_Task requirements_.
Copy each line of the data below exactly, leaving out pictures.

Entries with figure data:
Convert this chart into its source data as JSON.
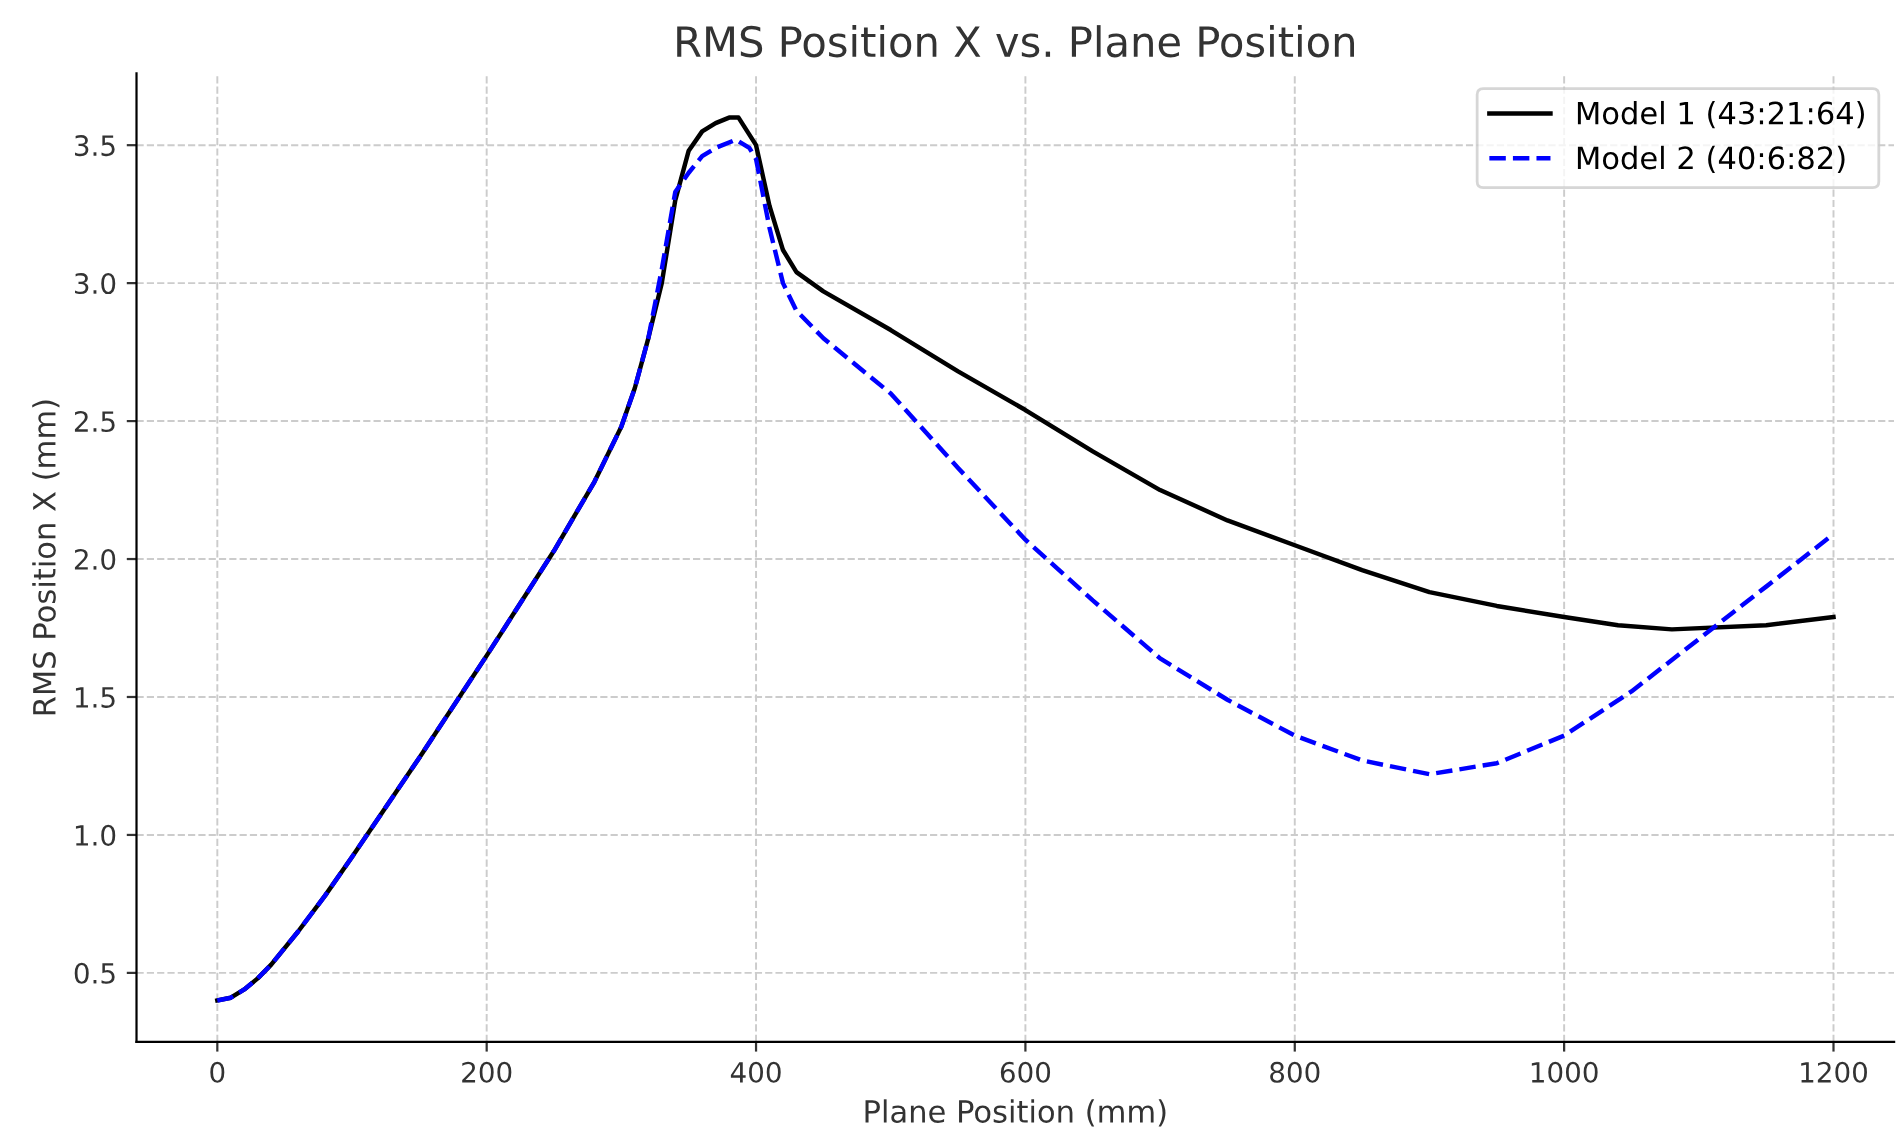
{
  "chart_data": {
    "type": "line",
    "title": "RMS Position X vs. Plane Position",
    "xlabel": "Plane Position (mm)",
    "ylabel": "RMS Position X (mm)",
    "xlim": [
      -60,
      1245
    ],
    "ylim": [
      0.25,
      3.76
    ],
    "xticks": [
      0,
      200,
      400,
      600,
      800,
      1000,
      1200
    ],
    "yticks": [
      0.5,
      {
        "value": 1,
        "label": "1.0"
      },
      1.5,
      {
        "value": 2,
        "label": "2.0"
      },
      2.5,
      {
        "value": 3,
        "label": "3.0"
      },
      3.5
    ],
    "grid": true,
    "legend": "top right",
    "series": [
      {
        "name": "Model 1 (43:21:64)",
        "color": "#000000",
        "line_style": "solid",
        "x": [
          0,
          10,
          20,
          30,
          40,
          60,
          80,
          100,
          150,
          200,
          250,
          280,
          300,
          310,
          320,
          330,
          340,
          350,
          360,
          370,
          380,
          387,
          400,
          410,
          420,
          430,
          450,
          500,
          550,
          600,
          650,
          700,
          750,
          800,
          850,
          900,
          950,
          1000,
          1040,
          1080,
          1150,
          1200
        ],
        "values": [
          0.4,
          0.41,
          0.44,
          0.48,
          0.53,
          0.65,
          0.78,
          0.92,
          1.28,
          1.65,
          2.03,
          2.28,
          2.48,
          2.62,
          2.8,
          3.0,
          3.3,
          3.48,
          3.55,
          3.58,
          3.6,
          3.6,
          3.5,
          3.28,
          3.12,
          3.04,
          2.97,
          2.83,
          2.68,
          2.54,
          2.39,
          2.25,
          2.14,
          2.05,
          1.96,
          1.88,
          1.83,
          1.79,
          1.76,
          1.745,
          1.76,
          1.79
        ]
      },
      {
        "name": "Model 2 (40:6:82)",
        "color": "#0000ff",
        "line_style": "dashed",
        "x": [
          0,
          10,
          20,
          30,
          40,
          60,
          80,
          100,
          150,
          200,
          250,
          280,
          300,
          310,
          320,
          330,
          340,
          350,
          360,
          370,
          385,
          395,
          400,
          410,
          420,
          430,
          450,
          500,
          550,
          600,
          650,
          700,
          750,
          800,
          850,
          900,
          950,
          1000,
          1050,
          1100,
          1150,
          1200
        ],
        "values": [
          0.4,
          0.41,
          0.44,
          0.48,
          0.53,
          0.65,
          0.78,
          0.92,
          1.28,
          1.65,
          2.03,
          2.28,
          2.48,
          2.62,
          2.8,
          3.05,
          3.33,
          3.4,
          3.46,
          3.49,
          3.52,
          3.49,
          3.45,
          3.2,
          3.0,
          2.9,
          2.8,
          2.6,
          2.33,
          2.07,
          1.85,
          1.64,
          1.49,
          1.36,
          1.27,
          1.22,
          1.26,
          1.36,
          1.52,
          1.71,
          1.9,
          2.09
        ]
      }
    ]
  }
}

_Answer in full_.
Convert this chart into its source data as JSON.
{
  "chart_data": {
    "type": "line",
    "title": "RMS Position X vs. Plane Position",
    "xlabel": "Plane Position (mm)",
    "ylabel": "RMS Position X (mm)",
    "xlim": [
      -60,
      1245
    ],
    "ylim": [
      0.25,
      3.76
    ],
    "xticks": [
      0,
      200,
      400,
      600,
      800,
      1000,
      1200
    ],
    "yticks": [
      0.5,
      {
        "value": 1,
        "label": "1.0"
      },
      1.5,
      {
        "value": 2,
        "label": "2.0"
      },
      2.5,
      {
        "value": 3,
        "label": "3.0"
      },
      3.5
    ],
    "grid": true,
    "legend": "top right",
    "series": [
      {
        "name": "Model 1 (43:21:64)",
        "color": "#000000",
        "line_style": "solid",
        "x": [
          0,
          10,
          20,
          30,
          40,
          60,
          80,
          100,
          150,
          200,
          250,
          280,
          300,
          310,
          320,
          330,
          340,
          350,
          360,
          370,
          380,
          387,
          400,
          410,
          420,
          430,
          450,
          500,
          550,
          600,
          650,
          700,
          750,
          800,
          850,
          900,
          950,
          1000,
          1040,
          1080,
          1150,
          1200
        ],
        "values": [
          0.4,
          0.41,
          0.44,
          0.48,
          0.53,
          0.65,
          0.78,
          0.92,
          1.28,
          1.65,
          2.03,
          2.28,
          2.48,
          2.62,
          2.8,
          3.0,
          3.3,
          3.48,
          3.55,
          3.58,
          3.6,
          3.6,
          3.5,
          3.28,
          3.12,
          3.04,
          2.97,
          2.83,
          2.68,
          2.54,
          2.39,
          2.25,
          2.14,
          2.05,
          1.96,
          1.88,
          1.83,
          1.79,
          1.76,
          1.745,
          1.76,
          1.79
        ]
      },
      {
        "name": "Model 2 (40:6:82)",
        "color": "#0000ff",
        "line_style": "dashed",
        "x": [
          0,
          10,
          20,
          30,
          40,
          60,
          80,
          100,
          150,
          200,
          250,
          280,
          300,
          310,
          320,
          330,
          340,
          350,
          360,
          370,
          385,
          395,
          400,
          410,
          420,
          430,
          450,
          500,
          550,
          600,
          650,
          700,
          750,
          800,
          850,
          900,
          950,
          1000,
          1050,
          1100,
          1150,
          1200
        ],
        "values": [
          0.4,
          0.41,
          0.44,
          0.48,
          0.53,
          0.65,
          0.78,
          0.92,
          1.28,
          1.65,
          2.03,
          2.28,
          2.48,
          2.62,
          2.8,
          3.05,
          3.33,
          3.4,
          3.46,
          3.49,
          3.52,
          3.49,
          3.45,
          3.2,
          3.0,
          2.9,
          2.8,
          2.6,
          2.33,
          2.07,
          1.85,
          1.64,
          1.49,
          1.36,
          1.27,
          1.22,
          1.26,
          1.36,
          1.52,
          1.71,
          1.9,
          2.09
        ]
      }
    ]
  }
}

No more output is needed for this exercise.